Scientists Crack the Code on How Humans See Sharply
Johns Hopkins researchers discovered how vitamin A and thyroid hormones help babies develop sharp central vision before birth, overturning a 30-year-old theory. The breakthrough could lead to new treatments for macular degeneration and other blinding diseases.
Scientists at Johns Hopkins University have figured out how humans build the sharpest vision in our eyes, a discovery that could one day help millions of people see clearly again.
The research team grew tiny retinas in their lab and watched them develop over several months. What they saw surprised everyone: cone cells that detect blue light actually transform into red and green light detectors during weeks 10 through 14 of fetal development.
This transformation happens in the foveola, a tiny spot at the center of your retina responsible for half of everything you see. Without this region working properly, you can't read, drive, or recognize faces.
Robert J. Johnston Jr., an associate professor of biology at Johns Hopkins, said the discovery challenges what scientists have believed for three decades. Researchers used to think blue cone cells simply moved away from the center of the developing eye, but the new evidence shows they stay put and change their identity instead.
The process relies on vitamin A, which breaks down in the developing eye to stop new blue cones from forming. Then thyroid hormones take over, converting the remaining blue cones into red and green ones. This precise sequence creates the specialized arrangement needed for sharp central vision.

"If you have those blue cones in there, you don't see as well," Johnston explained. The body removes them naturally before birth to give us the clearest possible vision.
The discovery was only possible because the team used lab grown retinal organoids, small clusters of tissue that mimic real human eyes. Common research animals like mice and fish don't develop the same three types of color detecting cones that humans have, so scientists have struggled to study this process until now.

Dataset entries

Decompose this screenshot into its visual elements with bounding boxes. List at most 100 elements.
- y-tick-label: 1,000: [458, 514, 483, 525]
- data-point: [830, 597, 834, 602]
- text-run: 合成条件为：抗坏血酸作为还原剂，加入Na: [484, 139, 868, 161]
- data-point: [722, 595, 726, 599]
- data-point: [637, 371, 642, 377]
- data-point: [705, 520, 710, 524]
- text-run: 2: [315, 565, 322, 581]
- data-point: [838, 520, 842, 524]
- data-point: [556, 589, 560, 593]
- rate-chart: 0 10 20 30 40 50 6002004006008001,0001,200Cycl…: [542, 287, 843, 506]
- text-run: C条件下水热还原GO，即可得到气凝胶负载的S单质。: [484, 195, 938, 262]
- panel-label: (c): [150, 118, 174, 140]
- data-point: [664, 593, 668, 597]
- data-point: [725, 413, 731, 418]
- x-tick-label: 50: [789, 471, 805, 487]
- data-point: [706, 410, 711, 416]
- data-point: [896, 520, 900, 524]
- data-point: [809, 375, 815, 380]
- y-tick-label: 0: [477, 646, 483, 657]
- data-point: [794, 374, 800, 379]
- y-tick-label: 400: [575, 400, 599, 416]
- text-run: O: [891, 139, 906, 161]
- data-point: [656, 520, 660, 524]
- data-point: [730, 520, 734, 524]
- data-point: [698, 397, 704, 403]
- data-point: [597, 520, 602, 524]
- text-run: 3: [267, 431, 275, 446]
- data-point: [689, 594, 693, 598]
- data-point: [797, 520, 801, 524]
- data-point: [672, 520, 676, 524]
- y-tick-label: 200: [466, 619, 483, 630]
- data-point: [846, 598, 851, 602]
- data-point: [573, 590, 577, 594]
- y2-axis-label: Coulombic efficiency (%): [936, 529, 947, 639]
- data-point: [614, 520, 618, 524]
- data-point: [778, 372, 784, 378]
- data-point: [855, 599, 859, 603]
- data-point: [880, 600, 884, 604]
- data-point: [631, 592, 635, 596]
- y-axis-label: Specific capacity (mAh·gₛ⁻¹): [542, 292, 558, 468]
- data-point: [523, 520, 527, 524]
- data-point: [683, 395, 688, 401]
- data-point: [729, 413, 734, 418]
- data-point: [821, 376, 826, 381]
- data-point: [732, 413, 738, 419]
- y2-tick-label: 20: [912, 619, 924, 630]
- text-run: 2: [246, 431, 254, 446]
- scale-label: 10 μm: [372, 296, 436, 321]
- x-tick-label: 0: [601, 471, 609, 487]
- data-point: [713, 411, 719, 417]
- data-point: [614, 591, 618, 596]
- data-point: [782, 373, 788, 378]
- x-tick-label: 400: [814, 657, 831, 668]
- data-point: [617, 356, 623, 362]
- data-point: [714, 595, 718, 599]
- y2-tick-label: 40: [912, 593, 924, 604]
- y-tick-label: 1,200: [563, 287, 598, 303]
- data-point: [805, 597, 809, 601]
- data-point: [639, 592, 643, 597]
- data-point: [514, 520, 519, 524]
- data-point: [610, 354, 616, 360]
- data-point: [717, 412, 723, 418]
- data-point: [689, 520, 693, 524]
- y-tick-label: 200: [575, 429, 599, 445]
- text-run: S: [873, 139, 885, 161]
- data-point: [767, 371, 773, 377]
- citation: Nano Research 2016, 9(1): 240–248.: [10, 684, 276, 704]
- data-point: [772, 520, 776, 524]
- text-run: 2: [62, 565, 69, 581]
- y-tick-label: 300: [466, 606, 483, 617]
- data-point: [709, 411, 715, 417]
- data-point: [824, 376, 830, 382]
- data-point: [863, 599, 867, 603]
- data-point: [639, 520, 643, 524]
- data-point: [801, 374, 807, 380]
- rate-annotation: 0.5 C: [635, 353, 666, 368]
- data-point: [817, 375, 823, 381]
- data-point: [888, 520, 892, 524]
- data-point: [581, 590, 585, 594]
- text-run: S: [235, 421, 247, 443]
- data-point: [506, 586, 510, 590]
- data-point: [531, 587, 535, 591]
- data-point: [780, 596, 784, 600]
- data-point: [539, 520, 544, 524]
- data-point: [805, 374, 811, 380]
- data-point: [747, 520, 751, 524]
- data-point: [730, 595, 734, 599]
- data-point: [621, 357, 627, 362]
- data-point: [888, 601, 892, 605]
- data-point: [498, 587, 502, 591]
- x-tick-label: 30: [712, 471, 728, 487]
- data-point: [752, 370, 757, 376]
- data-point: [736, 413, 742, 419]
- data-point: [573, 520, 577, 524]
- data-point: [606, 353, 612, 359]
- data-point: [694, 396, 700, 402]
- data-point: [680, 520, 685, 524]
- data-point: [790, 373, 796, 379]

Work required:
Translate this sentence from the article on how humans develop sharp vision into Spanish: "Without this region working properly, you can't read, drive, or recognize faces."

Completed task:
Sin que esta región funcione correctamente, no puedes leer, conducir ni reconocer rostros.